* Document *
-- begin --

Leaving Home and What I Brought With Me

Leaving home is particularly weighing when you do it twice in a row.

Leaving Brooklyn

I found myself in my Brooklyn apartment for the last time. Some snow had fallen the night before and a sheen of ice had hardened on the street. I disassembled my bed frame and hunted through the drawers one last time. If this were a movie I might reflect deeply for a moment on everything that had happened in the apartment, but I didn’t. The truth is that I couldn’t wait to leave, couldn’t wait to start my life again, couldn’t wait to reinvent myself, to fly, to become a hard and confident man, to steer my life where I wanted to go. My wonderful trooper of a father arrived and we carted everything down the stairs to the van. We edged onto the freeway and I didn’t look behind me once.

-- end --

* Parts of the exercise *
A – Reproduce the passage of the essay about leaving home between "Leaving Brooklyn" and "behind me once.", inclusive.
B – Carry on the essay about leaving home, beginning right after its last sentence.

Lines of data

-- begin --

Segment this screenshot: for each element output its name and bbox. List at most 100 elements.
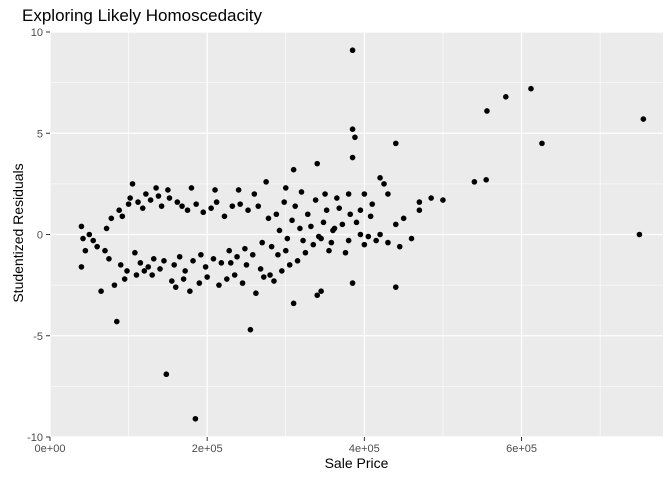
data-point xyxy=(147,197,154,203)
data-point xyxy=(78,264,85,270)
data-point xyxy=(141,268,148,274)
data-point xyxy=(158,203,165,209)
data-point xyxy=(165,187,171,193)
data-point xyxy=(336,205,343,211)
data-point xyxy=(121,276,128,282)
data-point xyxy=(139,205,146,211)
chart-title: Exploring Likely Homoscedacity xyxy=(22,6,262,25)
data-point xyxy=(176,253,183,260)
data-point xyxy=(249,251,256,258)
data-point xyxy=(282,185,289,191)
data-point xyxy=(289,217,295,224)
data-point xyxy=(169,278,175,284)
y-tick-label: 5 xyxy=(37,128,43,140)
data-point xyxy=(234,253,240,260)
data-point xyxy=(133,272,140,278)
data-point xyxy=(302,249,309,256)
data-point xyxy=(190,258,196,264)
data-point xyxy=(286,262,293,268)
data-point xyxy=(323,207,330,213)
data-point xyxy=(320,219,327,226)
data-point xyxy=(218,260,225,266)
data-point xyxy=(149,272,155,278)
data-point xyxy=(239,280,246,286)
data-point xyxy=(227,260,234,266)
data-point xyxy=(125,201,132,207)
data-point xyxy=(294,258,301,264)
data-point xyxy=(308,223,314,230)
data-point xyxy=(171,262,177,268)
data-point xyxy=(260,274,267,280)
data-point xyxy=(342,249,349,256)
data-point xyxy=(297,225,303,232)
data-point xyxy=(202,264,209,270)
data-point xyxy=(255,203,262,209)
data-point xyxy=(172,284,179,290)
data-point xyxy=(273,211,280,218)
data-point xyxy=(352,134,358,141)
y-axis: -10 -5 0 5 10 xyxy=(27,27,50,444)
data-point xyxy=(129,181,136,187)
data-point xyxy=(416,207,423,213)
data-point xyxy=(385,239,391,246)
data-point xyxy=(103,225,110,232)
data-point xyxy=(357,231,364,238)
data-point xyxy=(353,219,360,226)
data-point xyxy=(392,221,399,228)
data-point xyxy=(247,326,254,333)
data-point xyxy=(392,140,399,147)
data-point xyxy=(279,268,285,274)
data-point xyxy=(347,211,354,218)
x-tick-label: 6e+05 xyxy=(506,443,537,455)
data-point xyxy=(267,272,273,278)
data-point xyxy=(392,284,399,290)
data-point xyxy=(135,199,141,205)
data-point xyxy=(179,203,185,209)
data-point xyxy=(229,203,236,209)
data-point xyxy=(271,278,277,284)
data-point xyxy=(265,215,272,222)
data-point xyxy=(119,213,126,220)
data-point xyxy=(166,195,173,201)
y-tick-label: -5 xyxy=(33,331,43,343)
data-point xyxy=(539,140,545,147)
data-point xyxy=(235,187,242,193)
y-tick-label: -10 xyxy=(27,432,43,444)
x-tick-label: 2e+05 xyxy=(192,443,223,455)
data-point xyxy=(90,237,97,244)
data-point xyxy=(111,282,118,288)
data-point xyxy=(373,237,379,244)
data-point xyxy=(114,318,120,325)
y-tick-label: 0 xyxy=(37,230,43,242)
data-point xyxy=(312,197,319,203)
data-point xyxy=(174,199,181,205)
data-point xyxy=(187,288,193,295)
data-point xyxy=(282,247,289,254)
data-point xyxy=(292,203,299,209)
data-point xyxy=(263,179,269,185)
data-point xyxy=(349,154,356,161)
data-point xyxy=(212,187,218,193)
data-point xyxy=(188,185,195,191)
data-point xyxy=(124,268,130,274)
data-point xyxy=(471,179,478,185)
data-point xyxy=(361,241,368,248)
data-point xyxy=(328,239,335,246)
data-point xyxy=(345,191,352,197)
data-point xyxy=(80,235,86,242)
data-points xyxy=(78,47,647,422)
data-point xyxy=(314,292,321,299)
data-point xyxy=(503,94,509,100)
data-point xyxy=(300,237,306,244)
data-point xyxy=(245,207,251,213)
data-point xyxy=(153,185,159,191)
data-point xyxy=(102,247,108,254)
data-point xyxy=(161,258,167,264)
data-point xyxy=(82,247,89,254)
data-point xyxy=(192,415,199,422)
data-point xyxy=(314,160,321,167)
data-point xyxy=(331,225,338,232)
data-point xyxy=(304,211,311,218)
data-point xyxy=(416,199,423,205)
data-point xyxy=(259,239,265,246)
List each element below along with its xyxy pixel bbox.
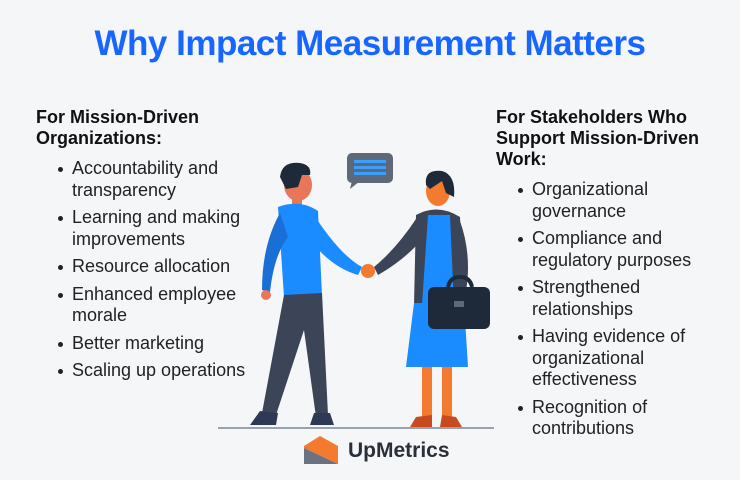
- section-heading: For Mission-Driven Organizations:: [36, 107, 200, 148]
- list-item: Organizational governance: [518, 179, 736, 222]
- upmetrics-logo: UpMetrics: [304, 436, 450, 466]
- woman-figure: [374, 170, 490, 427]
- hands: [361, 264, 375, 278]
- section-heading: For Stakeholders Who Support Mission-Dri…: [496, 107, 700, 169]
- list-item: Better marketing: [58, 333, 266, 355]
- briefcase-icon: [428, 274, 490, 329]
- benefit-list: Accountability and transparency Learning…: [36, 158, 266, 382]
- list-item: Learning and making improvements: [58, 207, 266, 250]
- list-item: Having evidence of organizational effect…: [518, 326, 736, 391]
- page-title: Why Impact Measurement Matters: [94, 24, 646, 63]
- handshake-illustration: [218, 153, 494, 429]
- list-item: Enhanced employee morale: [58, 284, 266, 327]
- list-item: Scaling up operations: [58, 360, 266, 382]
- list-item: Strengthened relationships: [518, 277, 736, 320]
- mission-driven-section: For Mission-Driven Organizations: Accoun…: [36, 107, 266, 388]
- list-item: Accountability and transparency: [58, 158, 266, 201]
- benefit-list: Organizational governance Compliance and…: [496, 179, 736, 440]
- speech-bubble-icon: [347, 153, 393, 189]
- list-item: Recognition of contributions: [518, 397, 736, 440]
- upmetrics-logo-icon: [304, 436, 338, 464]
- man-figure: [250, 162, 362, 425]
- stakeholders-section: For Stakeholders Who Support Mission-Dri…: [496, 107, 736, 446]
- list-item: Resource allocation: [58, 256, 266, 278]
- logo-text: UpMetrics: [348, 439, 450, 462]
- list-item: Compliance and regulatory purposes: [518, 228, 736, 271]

-- end --

* Expected results *
A –
Leaving Brooklyn

I found myself in my Brooklyn apartment for the last time. Some snow had fallen the night before and a sheen of ice had hardened on the street. I disassembled my bed frame and hunted through the drawers one last time. If this were a movie I might reflect deeply for a moment on everything that had happened in the apartment, but I didn’t. The truth is that I couldn’t wait to leave, couldn’t wait to start my life again, couldn’t wait to reinvent myself, to fly, to become a hard and confident man, to steer my life where I wanted to go. My wonderful trooper of a father arrived and we carted everything down the stairs to the van. We edged onto the freeway and I didn’t look behind me once.

B –
Being at home #2 (which is, of course, still my home) was quiet and wonderful. I got to cook for my parents almost every night and in the early mornings I worked out hard at the gym. By the time Stephen and our affable nitwit of a friend, Jon Mark, pulled up in Stephen’s car, I was feeling pretty terrific and ready to start my adventure.

Heathendom.

Heathendom.

All then there was Mardi Gras. There is nothing quite so strange as watching an entire city get drunk for five straight days. What’s especially strange is that it really is... everyone. I saw the drunks drunk, college kids getting drunk, and I saw what looked like a country club’s worth of rich white people standing in the middle of a side street drunk and smoking cigars. It can turn dark really fast; in few places on earth can you see the numbness of an entire species quite so clearly as Bourbon St. on the last night of Mardi Gras. A “Romanian gypsy” whose breath smelled like vomit read my palm. I saw people doing scandalous things to try and convince strangers to throw plastic beads at them from balconies. Solo cups slid down a river of human matter and booze so fast that rats could have used them as ferries.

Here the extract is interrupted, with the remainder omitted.